The request
Extract all lines in the data that contain the word "name".

Rows

————

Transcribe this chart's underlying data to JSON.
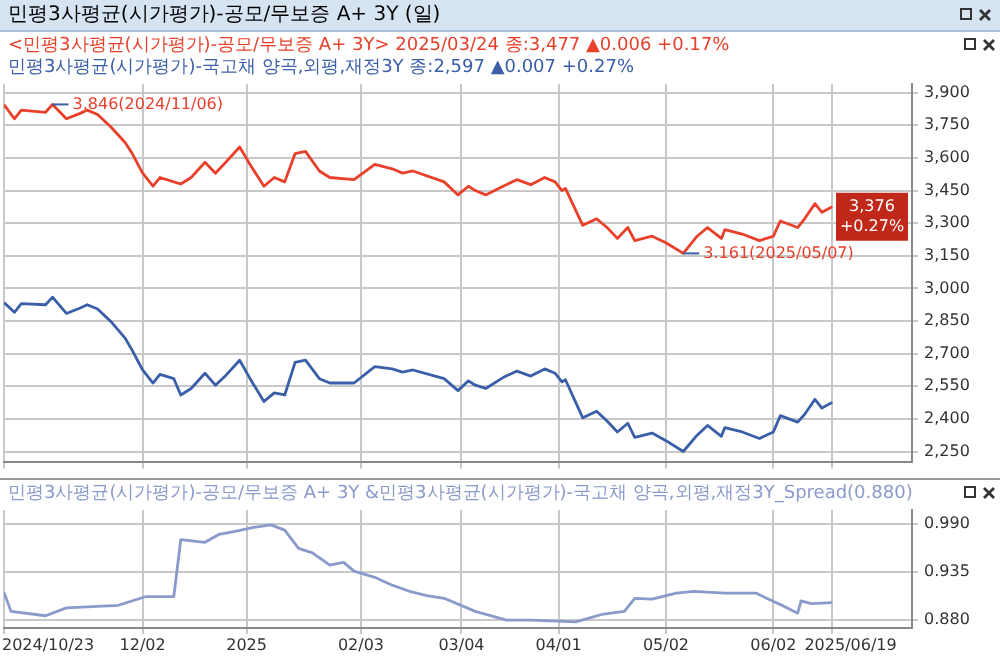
{
  "chart_data": [
    {
      "type": "line",
      "title": "민평3사평균(시가평가)-공모/무보증 A+ 3Y (일)",
      "legend": "top left",
      "grid": true,
      "line_style": "solid",
      "marker": "none",
      "tick_labels": "y",
      "x": [
        "2024-10-23",
        "2024-10-26",
        "2024-10-28",
        "2024-11-04",
        "2024-11-06",
        "2024-11-10",
        "2024-11-14",
        "2024-11-16",
        "2024-11-19",
        "2024-11-23",
        "2024-11-27",
        "2024-11-29",
        "2024-12-02",
        "2024-12-05",
        "2024-12-07",
        "2024-12-11",
        "2024-12-13",
        "2024-12-16",
        "2024-12-20",
        "2024-12-23",
        "2024-12-26",
        "2024-12-30",
        "2025-01-02",
        "2025-01-06",
        "2025-01-09",
        "2025-01-12",
        "2025-01-15",
        "2025-01-18",
        "2025-01-22",
        "2025-01-25",
        "2025-02-01",
        "2025-02-07",
        "2025-02-12",
        "2025-02-15",
        "2025-02-18",
        "2025-02-27",
        "2025-03-03",
        "2025-03-06",
        "2025-03-08",
        "2025-03-11",
        "2025-03-16",
        "2025-03-20",
        "2025-03-24",
        "2025-03-28",
        "2025-03-31",
        "2025-04-02",
        "2025-04-03",
        "2025-04-08",
        "2025-04-12",
        "2025-04-15",
        "2025-04-18",
        "2025-04-21",
        "2025-04-23",
        "2025-04-28",
        "2025-05-02",
        "2025-05-07",
        "2025-05-11",
        "2025-05-14",
        "2025-05-18",
        "2025-05-19",
        "2025-05-24",
        "2025-05-29",
        "2025-06-02",
        "2025-06-04",
        "2025-06-09",
        "2025-06-11",
        "2025-06-14",
        "2025-06-16",
        "2025-06-19"
      ],
      "series": [
        {
          "name": "<민평3사평균(시가평가)-공모/무보증 A+ 3Y> 2025/03/24 종:3,477 ▲0.006 +0.17%",
          "color": "#e8402a",
          "values": [
            3845,
            3780,
            3820,
            3810,
            3846,
            3780,
            3805,
            3820,
            3800,
            3740,
            3670,
            3620,
            3530,
            3470,
            3510,
            3490,
            3480,
            3510,
            3580,
            3530,
            3580,
            3650,
            3570,
            3470,
            3510,
            3490,
            3620,
            3630,
            3540,
            3510,
            3500,
            3570,
            3550,
            3530,
            3540,
            3490,
            3430,
            3470,
            3450,
            3430,
            3470,
            3500,
            3477,
            3510,
            3490,
            3450,
            3460,
            3290,
            3320,
            3280,
            3230,
            3280,
            3220,
            3240,
            3210,
            3161,
            3240,
            3280,
            3230,
            3270,
            3250,
            3220,
            3240,
            3310,
            3280,
            3320,
            3390,
            3350,
            3376
          ]
        },
        {
          "name": "민평3사평균(시가평가)-국고채 양곡,외평,재정3Y 종:2,597 ▲0.007 +0.27%",
          "color": "#3a5fa8",
          "values": [
            2935,
            2890,
            2930,
            2925,
            2960,
            2885,
            2910,
            2925,
            2905,
            2845,
            2770,
            2715,
            2625,
            2565,
            2605,
            2585,
            2510,
            2540,
            2610,
            2555,
            2600,
            2670,
            2585,
            2480,
            2520,
            2510,
            2660,
            2670,
            2585,
            2565,
            2565,
            2640,
            2630,
            2615,
            2625,
            2585,
            2530,
            2575,
            2555,
            2540,
            2590,
            2620,
            2597,
            2630,
            2610,
            2570,
            2580,
            2405,
            2435,
            2390,
            2340,
            2380,
            2315,
            2335,
            2300,
            2250,
            2325,
            2370,
            2320,
            2360,
            2340,
            2310,
            2340,
            2415,
            2385,
            2420,
            2490,
            2450,
            2476
          ]
        }
      ],
      "xlim": [
        "2024-10-23",
        "2025-07-12"
      ],
      "xticks": [
        "2024-10-23",
        "2024-12-02",
        "2025-01-01",
        "2025-02-03",
        "2025-03-04",
        "2025-04-01",
        "2025-05-02",
        "2025-06-02",
        "2025-06-19"
      ],
      "ylim": [
        2200,
        3940
      ],
      "yticks": [
        {
          "value": 2250,
          "label": "2,250"
        },
        {
          "value": 2400,
          "label": "2,400"
        },
        {
          "value": 2550,
          "label": "2,550"
        },
        {
          "value": 2700,
          "label": "2,700"
        },
        {
          "value": 2850,
          "label": "2,850"
        },
        {
          "value": 3000,
          "label": "3,000"
        },
        {
          "value": 3150,
          "label": "3,150"
        },
        {
          "value": 3300,
          "label": "3,300"
        },
        {
          "value": 3450,
          "label": "3,450"
        },
        {
          "value": 3600,
          "label": "3,600"
        },
        {
          "value": 3750,
          "label": "3,750"
        },
        {
          "value": 3900,
          "label": "3,900"
        }
      ],
      "annotations": [
        {
          "text": "3.846(2024/11/06)",
          "x": "2024-11-06",
          "y": 3846
        },
        {
          "text": "3.161(2025/05/07)",
          "x": "2025-05-07",
          "y": 3161
        },
        {
          "text": "3,376",
          "x": "2025-06-19",
          "y": 3376
        },
        "+0.27%"
      ]
    },
    {
      "type": "line",
      "legend": "top left",
      "grid": true,
      "line_style": "solid",
      "marker": "none",
      "x": [
        "2024-10-23",
        "2024-10-25",
        "2024-11-04",
        "2024-11-10",
        "2024-11-25",
        "2024-12-03",
        "2024-12-11",
        "2024-12-13",
        "2024-12-20",
        "2024-12-24",
        "2024-12-28",
        "2025-01-03",
        "2025-01-08",
        "2025-01-12",
        "2025-01-16",
        "2025-01-20",
        "2025-01-25",
        "2025-01-29",
        "2025-02-01",
        "2025-02-07",
        "2025-02-12",
        "2025-02-17",
        "2025-02-22",
        "2025-02-27",
        "2025-03-08",
        "2025-03-17",
        "2025-03-24",
        "2025-04-06",
        "2025-04-14",
        "2025-04-20",
        "2025-04-23",
        "2025-04-28",
        "2025-05-05",
        "2025-05-10",
        "2025-05-19",
        "2025-05-28",
        "2025-05-31",
        "2025-06-05",
        "2025-06-09",
        "2025-06-10",
        "2025-06-13",
        "2025-06-19"
      ],
      "series": [
        {
          "name": "민평3사평균(시가평가)-공모/무보증 A+ 3Y &민평3사평균(시가평가)-국고채 양곡,외평,재정3Y_Spread(0.880)",
          "color": "#8a9acb",
          "values": [
            0.912,
            0.89,
            0.885,
            0.894,
            0.897,
            0.907,
            0.907,
            0.972,
            0.969,
            0.978,
            0.981,
            0.986,
            0.989,
            0.983,
            0.962,
            0.957,
            0.943,
            0.946,
            0.936,
            0.929,
            0.92,
            0.913,
            0.908,
            0.905,
            0.89,
            0.88,
            0.88,
            0.878,
            0.887,
            0.89,
            0.905,
            0.904,
            0.911,
            0.913,
            0.911,
            0.911,
            0.905,
            0.896,
            0.888,
            0.902,
            0.899,
            0.9
          ]
        }
      ],
      "xlim": [
        "2024-10-23",
        "2025-07-12"
      ],
      "xticks": [
        {
          "value": "2024-10-23",
          "label": "2024/10/23"
        },
        {
          "value": "2024-12-02",
          "label": "12/02"
        },
        {
          "value": "2025-01-01",
          "label": "2025"
        },
        {
          "value": "2025-02-03",
          "label": "02/03"
        },
        {
          "value": "2025-03-04",
          "label": "03/04"
        },
        {
          "value": "2025-04-01",
          "label": "04/01"
        },
        {
          "value": "2025-05-02",
          "label": "05/02"
        },
        {
          "value": "2025-06-02",
          "label": "06/02"
        },
        {
          "value": "2025-06-19",
          "label": "2025/06/19"
        }
      ],
      "ylim": [
        0.871,
        1.006
      ],
      "yticks": [
        {
          "value": 0.88,
          "label": "0.880"
        },
        0.935,
        {
          "value": 0.99,
          "label": "0.990"
        }
      ]
    }
  ]
}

————

Full solution
          "name": "<민평3사평균(시가평가)-공모/무보증 A+ 3Y> 2025/03/24 종:3,477 ▲0.006 +0.17%",
          "name": "민평3사평균(시가평가)-국고채 양곡,외평,재정3Y 종:2,597 ▲0.007 +0.27%",
          "name": "민평3사평균(시가평가)-공모/무보증 A+ 3Y &민평3사평균(시가평가)-국고채 양곡,외평,재정3Y_Spread(0.880)",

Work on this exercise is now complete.